> PROBLEM STATEMENT:
Every entry needs to be reproduced exactly.

## begin RECORDS FOR THE TASK

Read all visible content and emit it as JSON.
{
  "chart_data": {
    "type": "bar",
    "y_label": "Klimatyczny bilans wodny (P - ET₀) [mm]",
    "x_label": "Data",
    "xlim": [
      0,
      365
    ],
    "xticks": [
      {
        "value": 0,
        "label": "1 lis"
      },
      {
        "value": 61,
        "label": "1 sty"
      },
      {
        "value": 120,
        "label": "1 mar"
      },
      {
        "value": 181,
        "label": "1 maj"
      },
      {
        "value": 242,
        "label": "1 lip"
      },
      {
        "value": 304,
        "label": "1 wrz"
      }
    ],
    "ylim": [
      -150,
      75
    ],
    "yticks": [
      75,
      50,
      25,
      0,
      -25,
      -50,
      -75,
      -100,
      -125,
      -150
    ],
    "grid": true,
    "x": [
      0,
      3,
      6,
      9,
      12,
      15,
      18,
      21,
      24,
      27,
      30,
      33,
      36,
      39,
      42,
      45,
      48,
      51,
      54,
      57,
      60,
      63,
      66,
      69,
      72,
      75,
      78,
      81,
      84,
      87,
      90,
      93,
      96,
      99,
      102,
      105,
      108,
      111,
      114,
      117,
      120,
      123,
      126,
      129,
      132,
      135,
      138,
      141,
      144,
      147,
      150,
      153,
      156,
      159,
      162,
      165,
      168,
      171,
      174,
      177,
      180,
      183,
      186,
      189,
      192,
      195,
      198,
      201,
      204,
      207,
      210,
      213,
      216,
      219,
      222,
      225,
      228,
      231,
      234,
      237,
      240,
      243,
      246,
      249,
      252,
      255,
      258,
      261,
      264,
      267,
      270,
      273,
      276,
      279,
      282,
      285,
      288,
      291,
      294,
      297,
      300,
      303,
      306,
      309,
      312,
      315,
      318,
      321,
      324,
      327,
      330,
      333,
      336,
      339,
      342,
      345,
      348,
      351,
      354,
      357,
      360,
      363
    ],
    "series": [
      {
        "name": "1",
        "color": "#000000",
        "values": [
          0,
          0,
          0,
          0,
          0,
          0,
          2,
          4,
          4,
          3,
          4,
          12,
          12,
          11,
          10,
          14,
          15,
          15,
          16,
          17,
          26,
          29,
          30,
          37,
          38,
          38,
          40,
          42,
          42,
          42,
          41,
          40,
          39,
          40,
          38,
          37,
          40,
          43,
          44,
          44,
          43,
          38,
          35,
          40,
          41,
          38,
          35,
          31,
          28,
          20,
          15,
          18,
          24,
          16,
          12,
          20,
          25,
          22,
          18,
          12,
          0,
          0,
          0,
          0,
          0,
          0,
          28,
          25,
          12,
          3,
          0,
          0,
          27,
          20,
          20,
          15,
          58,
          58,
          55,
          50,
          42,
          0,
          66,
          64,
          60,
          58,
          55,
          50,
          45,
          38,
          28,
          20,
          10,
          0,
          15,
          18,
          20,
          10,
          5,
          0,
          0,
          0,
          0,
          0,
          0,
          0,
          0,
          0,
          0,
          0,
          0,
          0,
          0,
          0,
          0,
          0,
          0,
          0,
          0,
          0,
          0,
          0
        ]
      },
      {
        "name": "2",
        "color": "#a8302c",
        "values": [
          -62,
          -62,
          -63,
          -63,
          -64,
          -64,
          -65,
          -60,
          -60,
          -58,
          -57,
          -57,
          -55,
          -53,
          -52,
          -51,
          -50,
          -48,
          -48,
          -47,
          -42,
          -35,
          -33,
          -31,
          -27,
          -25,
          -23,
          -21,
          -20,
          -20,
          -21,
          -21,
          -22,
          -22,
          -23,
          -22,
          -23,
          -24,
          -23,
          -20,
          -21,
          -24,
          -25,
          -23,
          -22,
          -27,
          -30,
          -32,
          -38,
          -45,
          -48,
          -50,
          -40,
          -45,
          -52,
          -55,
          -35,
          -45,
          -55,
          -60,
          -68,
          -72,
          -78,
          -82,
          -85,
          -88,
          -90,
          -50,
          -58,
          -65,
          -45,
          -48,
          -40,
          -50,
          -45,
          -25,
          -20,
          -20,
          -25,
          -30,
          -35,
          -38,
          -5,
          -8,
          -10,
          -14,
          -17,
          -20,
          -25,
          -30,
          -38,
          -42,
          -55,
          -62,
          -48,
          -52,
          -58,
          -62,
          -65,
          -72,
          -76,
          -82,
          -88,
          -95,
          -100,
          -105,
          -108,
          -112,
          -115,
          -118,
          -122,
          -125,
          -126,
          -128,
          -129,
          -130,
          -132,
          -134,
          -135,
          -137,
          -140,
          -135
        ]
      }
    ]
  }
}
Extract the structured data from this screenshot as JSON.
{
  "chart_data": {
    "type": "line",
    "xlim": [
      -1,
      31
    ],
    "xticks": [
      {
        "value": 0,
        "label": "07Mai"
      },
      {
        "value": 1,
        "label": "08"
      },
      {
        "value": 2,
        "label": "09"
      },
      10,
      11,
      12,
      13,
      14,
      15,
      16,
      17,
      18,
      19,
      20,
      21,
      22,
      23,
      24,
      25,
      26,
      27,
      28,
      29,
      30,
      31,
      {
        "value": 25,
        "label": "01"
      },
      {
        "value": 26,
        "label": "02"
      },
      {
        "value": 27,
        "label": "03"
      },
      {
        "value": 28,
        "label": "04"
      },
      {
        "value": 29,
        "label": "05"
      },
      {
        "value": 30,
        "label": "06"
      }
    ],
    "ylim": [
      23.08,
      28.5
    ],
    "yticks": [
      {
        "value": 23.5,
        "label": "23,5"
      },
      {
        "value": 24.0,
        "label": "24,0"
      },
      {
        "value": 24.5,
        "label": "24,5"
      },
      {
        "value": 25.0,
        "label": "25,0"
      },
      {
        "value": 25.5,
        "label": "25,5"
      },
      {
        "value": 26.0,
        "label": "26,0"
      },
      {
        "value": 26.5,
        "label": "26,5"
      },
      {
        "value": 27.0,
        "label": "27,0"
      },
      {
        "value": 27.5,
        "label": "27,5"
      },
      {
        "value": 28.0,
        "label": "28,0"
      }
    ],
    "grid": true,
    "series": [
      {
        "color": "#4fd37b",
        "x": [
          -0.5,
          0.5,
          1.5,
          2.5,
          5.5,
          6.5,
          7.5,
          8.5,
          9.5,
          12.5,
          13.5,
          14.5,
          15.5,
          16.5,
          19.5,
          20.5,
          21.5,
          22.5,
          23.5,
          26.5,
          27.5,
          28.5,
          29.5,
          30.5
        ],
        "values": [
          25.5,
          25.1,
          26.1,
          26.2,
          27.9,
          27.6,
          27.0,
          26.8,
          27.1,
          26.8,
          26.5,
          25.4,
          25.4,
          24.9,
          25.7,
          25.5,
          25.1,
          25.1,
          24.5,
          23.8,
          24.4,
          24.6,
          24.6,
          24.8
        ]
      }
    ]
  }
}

## end RECORDS FOR THE TASK

> EXERCISE RESULT:
Read all visible content and emit it as JSON.
{
  "chart_data": {
    "type": "bar",
    "y_label": "Klimatyczny bilans wodny (P - ET₀) [mm]",
    "x_label": "Data",
    "xlim": [
      0,
      365
    ],
    "xticks": [
      {
        "value": 0,
        "label": "1 lis"
      },
      {
        "value": 61,
        "label": "1 sty"
      },
      {
        "value": 120,
        "label": "1 mar"
      },
      {
        "value": 181,
        "label": "1 maj"
      },
      {
        "value": 242,
        "label": "1 lip"
      },
      {
        "value": 304,
        "label": "1 wrz"
      }
    ],
    "ylim": [
      -150,
      75
    ],
    "yticks": [
      75,
      50,
      25,
      0,
      -25,
      -50,
      -75,
      -100,
      -125,
      -150
    ],
    "grid": true,
    "x": [
      0,
      3,
      6,
      9,
      12,
      15,
      18,
      21,
      24,
      27,
      30,
      33,
      36,
      39,
      42,
      45,
      48,
      51,
      54,
      57,
      60,
      63,
      66,
      69,
      72,
      75,
      78,
      81,
      84,
      87,
      90,
      93,
      96,
      99,
      102,
      105,
      108,
      111,
      114,
      117,
      120,
      123,
      126,
      129,
      132,
      135,
      138,
      141,
      144,
      147,
      150,
      153,
      156,
      159,
      162,
      165,
      168,
      171,
      174,
      177,
      180,
      183,
      186,
      189,
      192,
      195,
      198,
      201,
      204,
      207,
      210,
      213,
      216,
      219,
      222,
      225,
      228,
      231,
      234,
      237,
      240,
      243,
      246,
      249,
      252,
      255,
      258,
      261,
      264,
      267,
      270,
      273,
      276,
      279,
      282,
      285,
      288,
      291,
      294,
      297,
      300,
      303,
      306,
      309,
      312,
      315,
      318,
      321,
      324,
      327,
      330,
      333,
      336,
      339,
      342,
      345,
      348,
      351,
      354,
      357,
      360,
      363
    ],
    "series": [
      {
        "name": "1",
        "color": "#000000",
        "values": [
          0,
          0,
          0,
          0,
          0,
          0,
          2,
          4,
          4,
          3,
          4,
          12,
          12,
          11,
          10,
          14,
          15,
          15,
          16,
          17,
          26,
          29,
          30,
          37,
          38,
          38,
          40,
          42,
          42,
          42,
          41,
          40,
          39,
          40,
          38,
          37,
          40,
          43,
          44,
          44,
          43,
          38,
          35,
          40,
          41,
          38,
          35,
          31,
          28,
          20,
          15,
          18,
          24,
          16,
          12,
          20,
          25,
          22,
          18,
          12,
          0,
          0,
          0,
          0,
          0,
          0,
          28,
          25,
          12,
          3,
          0,
          0,
          27,
          20,
          20,
          15,
          58,
          58,
          55,
          50,
          42,
          0,
          66,
          64,
          60,
          58,
          55,
          50,
          45,
          38,
          28,
          20,
          10,
          0,
          15,
          18,
          20,
          10,
          5,
          0,
          0,
          0,
          0,
          0,
          0,
          0,
          0,
          0,
          0,
          0,
          0,
          0,
          0,
          0,
          0,
          0,
          0,
          0,
          0,
          0,
          0,
          0
        ]
      },
      {
        "name": "2",
        "color": "#a8302c",
        "values": [
          -62,
          -62,
          -63,
          -63,
          -64,
          -64,
          -65,
          -60,
          -60,
          -58,
          -57,
          -57,
          -55,
          -53,
          -52,
          -51,
          -50,
          -48,
          -48,
          -47,
          -42,
          -35,
          -33,
          -31,
          -27,
          -25,
          -23,
          -21,
          -20,
          -20,
          -21,
          -21,
          -22,
          -22,
          -23,
          -22,
          -23,
          -24,
          -23,
          -20,
          -21,
          -24,
          -25,
          -23,
          -22,
          -27,
          -30,
          -32,
          -38,
          -45,
          -48,
          -50,
          -40,
          -45,
          -52,
          -55,
          -35,
          -45,
          -55,
          -60,
          -68,
          -72,
          -78,
          -82,
          -85,
          -88,
          -90,
          -50,
          -58,
          -65,
          -45,
          -48,
          -40,
          -50,
          -45,
          -25,
          -20,
          -20,
          -25,
          -30,
          -35,
          -38,
          -5,
          -8,
          -10,
          -14,
          -17,
          -20,
          -25,
          -30,
          -38,
          -42,
          -55,
          -62,
          -48,
          -52,
          -58,
          -62,
          -65,
          -72,
          -76,
          -82,
          -88,
          -95,
          -100,
          -105,
          -108,
          -112,
          -115,
          -118,
          -122,
          -125,
          -126,
          -128,
          -129,
          -130,
          -132,
          -134,
          -135,
          -137,
          -140,
          -135
        ]
      }
    ]
  }
}
Extract the structured data from this screenshot as JSON.
{
  "chart_data": {
    "type": "line",
    "xlim": [
      -1,
      31
    ],
    "xticks": [
      {
        "value": 0,
        "label": "07Mai"
      },
      {
        "value": 1,
        "label": "08"
      },
      {
        "value": 2,
        "label": "09"
      },
      10,
      11,
      12,
      13,
      14,
      15,
      16,
      17,
      18,
      19,
      20,
      21,
      22,
      23,
      24,
      25,
      26,
      27,
      28,
      29,
      30,
      31,
      {
        "value": 25,
        "label": "01"
      },
      {
        "value": 26,
        "label": "02"
      },
      {
        "value": 27,
        "label": "03"
      },
      {
        "value": 28,
        "label": "04"
      },
      {
        "value": 29,
        "label": "05"
      },
      {
        "value": 30,
        "label": "06"
      }
    ],
    "ylim": [
      23.08,
      28.5
    ],
    "yticks": [
      {
        "value": 23.5,
        "label": "23,5"
      },
      {
        "value": 24.0,
        "label": "24,0"
      },
      {
        "value": 24.5,
        "label": "24,5"
      },
      {
        "value": 25.0,
        "label": "25,0"
      },
      {
        "value": 25.5,
        "label": "25,5"
      },
      {
        "value": 26.0,
        "label": "26,0"
      },
      {
        "value": 26.5,
        "label": "26,5"
      },
      {
        "value": 27.0,
        "label": "27,0"
      },
      {
        "value": 27.5,
        "label": "27,5"
      },
      {
        "value": 28.0,
        "label": "28,0"
      }
    ],
    "grid": true,
    "series": [
      {
        "color": "#4fd37b",
        "x": [
          -0.5,
          0.5,
          1.5,
          2.5,
          5.5,
          6.5,
          7.5,
          8.5,
          9.5,
          12.5,
          13.5,
          14.5,
          15.5,
          16.5,
          19.5,
          20.5,
          21.5,
          22.5,
          23.5,
          26.5,
          27.5,
          28.5,
          29.5,
          30.5
        ],
        "values": [
          25.5,
          25.1,
          26.1,
          26.2,
          27.9,
          27.6,
          27.0,
          26.8,
          27.1,
          26.8,
          26.5,
          25.4,
          25.4,
          24.9,
          25.7,
          25.5,
          25.1,
          25.1,
          24.5,
          23.8,
          24.4,
          24.6,
          24.6,
          24.8
        ]
      }
    ]
  }
}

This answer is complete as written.